■ What to do ■
Copy out every record below with complete accuracy.
━━━━━━
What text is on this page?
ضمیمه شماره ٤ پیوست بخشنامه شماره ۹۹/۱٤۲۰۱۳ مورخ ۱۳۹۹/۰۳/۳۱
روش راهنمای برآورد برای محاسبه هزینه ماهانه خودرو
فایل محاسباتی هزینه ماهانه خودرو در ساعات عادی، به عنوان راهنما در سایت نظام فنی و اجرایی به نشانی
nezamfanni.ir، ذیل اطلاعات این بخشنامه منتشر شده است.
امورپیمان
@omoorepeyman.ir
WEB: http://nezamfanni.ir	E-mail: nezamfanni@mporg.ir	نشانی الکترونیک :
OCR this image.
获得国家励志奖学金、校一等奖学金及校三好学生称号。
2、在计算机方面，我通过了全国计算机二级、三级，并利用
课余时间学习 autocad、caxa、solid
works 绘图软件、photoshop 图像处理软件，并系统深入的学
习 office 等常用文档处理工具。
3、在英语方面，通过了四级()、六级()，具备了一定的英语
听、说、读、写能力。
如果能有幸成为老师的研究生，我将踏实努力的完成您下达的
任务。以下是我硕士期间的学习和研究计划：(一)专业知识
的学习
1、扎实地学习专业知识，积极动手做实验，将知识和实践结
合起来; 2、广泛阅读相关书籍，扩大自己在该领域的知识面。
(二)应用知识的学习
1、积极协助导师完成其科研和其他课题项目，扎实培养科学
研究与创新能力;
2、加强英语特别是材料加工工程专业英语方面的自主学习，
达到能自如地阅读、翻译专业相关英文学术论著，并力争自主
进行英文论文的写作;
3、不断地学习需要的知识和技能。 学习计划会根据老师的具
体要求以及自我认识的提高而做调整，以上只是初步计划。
━━━━━━
■ Result of the exercise ■
What text is on this page?
ضمیمه شماره ٤ پیوست بخشنامه شماره ۹۹/۱٤۲۰۱۳ مورخ ۱۳۹۹/۰۳/۳۱
روش راهنمای برآورد برای محاسبه هزینه ماهانه خودرو
فایل محاسباتی هزینه ماهانه خودرو در ساعات عادی، به عنوان راهنما در سایت نظام فنی و اجرایی به نشانی
nezamfanni.ir، ذیل اطلاعات این بخشنامه منتشر شده است.
امورپیمان
@omoorepeyman.ir
WEB: http://nezamfanni.ir	E-mail: nezamfanni@mporg.ir	نشانی الکترونیک :
OCR this image.
获得国家励志奖学金、校一等奖学金及校三好学生称号。
2、在计算机方面，我通过了全国计算机二级、三级，并利用
课余时间学习 autocad、caxa、solid
works 绘图软件、photoshop 图像处理软件，并系统深入的学
习 office 等常用文档处理工具。
3、在英语方面，通过了四级()、六级()，具备了一定的英语
听、说、读、写能力。
如果能有幸成为老师的研究生，我将踏实努力的完成您下达的
任务。以下是我硕士期间的学习和研究计划：(一)专业知识
的学习
1、扎实地学习专业知识，积极动手做实验，将知识和实践结
合起来; 2、广泛阅读相关书籍，扩大自己在该领域的知识面。
(二)应用知识的学习
1、积极协助导师完成其科研和其他课题项目，扎实培养科学
研究与创新能力;
2、加强英语特别是材料加工工程专业英语方面的自主学习，
达到能自如地阅读、翻译专业相关英文学术论著，并力争自主
进行英文论文的写作;
3、不断地学习需要的知识和技能。 学习计划会根据老师的具
体要求以及自我认识的提高而做调整，以上只是初步计划。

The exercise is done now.